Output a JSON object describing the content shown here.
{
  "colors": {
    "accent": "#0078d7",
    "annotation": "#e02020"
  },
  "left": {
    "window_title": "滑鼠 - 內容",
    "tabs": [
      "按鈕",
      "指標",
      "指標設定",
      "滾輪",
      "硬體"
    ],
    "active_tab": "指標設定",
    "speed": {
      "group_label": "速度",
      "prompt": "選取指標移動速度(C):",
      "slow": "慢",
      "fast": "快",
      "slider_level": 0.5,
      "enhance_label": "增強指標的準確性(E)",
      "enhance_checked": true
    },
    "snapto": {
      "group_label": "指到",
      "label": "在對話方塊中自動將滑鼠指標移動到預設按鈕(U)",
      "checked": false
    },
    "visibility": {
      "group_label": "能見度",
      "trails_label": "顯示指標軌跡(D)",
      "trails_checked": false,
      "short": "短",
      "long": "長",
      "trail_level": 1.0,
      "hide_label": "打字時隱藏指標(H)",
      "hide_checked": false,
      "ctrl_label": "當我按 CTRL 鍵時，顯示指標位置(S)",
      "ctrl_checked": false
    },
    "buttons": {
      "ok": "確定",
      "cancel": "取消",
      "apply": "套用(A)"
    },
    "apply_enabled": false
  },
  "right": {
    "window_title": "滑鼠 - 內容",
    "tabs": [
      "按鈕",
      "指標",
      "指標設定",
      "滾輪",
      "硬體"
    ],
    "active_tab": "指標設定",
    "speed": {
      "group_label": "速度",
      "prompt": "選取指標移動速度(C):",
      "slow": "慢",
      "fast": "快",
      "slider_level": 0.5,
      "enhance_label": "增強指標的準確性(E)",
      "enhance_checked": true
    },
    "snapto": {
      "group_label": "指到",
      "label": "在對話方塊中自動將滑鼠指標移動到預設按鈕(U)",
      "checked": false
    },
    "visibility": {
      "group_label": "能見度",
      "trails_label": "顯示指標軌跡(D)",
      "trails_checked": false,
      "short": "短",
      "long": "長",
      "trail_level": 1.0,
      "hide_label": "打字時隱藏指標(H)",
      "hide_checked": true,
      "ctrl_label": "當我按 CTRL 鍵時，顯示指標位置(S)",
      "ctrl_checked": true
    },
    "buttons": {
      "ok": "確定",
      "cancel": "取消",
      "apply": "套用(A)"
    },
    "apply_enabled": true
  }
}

▸ What is being asked: Make an exact copy of the material above.

▸ Correct answer:
Output a JSON object describing the content shown here.
{
  "colors": {
    "accent": "#0078d7",
    "annotation": "#e02020"
  },
  "left": {
    "window_title": "滑鼠 - 內容",
    "tabs": [
      "按鈕",
      "指標",
      "指標設定",
      "滾輪",
      "硬體"
    ],
    "active_tab": "指標設定",
    "speed": {
      "group_label": "速度",
      "prompt": "選取指標移動速度(C):",
      "slow": "慢",
      "fast": "快",
      "slider_level": 0.5,
      "enhance_label": "增強指標的準確性(E)",
      "enhance_checked": true
    },
    "snapto": {
      "group_label": "指到",
      "label": "在對話方塊中自動將滑鼠指標移動到預設按鈕(U)",
      "checked": false
    },
    "visibility": {
      "group_label": "能見度",
      "trails_label": "顯示指標軌跡(D)",
      "trails_checked": false,
      "short": "短",
      "long": "長",
      "trail_level": 1.0,
      "hide_label": "打字時隱藏指標(H)",
      "hide_checked": false,
      "ctrl_label": "當我按 CTRL 鍵時，顯示指標位置(S)",
      "ctrl_checked": false
    },
    "buttons": {
      "ok": "確定",
      "cancel": "取消",
      "apply": "套用(A)"
    },
    "apply_enabled": false
  },
  "right": {
    "window_title": "滑鼠 - 內容",
    "tabs": [
      "按鈕",
      "指標",
      "指標設定",
      "滾輪",
      "硬體"
    ],
    "active_tab": "指標設定",
    "speed": {
      "group_label": "速度",
      "prompt": "選取指標移動速度(C):",
      "slow": "慢",
      "fast": "快",
      "slider_level": 0.5,
      "enhance_label": "增強指標的準確性(E)",
      "enhance_checked": true
    },
    "snapto": {
      "group_label": "指到",
      "label": "在對話方塊中自動將滑鼠指標移動到預設按鈕(U)",
      "checked": false
    },
    "visibility": {
      "group_label": "能見度",
      "trails_label": "顯示指標軌跡(D)",
      "trails_checked": false,
      "short": "短",
      "long": "長",
      "trail_level": 1.0,
      "hide_label": "打字時隱藏指標(H)",
      "hide_checked": true,
      "ctrl_label": "當我按 CTRL 鍵時，顯示指標位置(S)",
      "ctrl_checked": true
    },
    "buttons": {
      "ok": "確定",
      "cancel": "取消",
      "apply": "套用(A)"
    },
    "apply_enabled": true
  }
}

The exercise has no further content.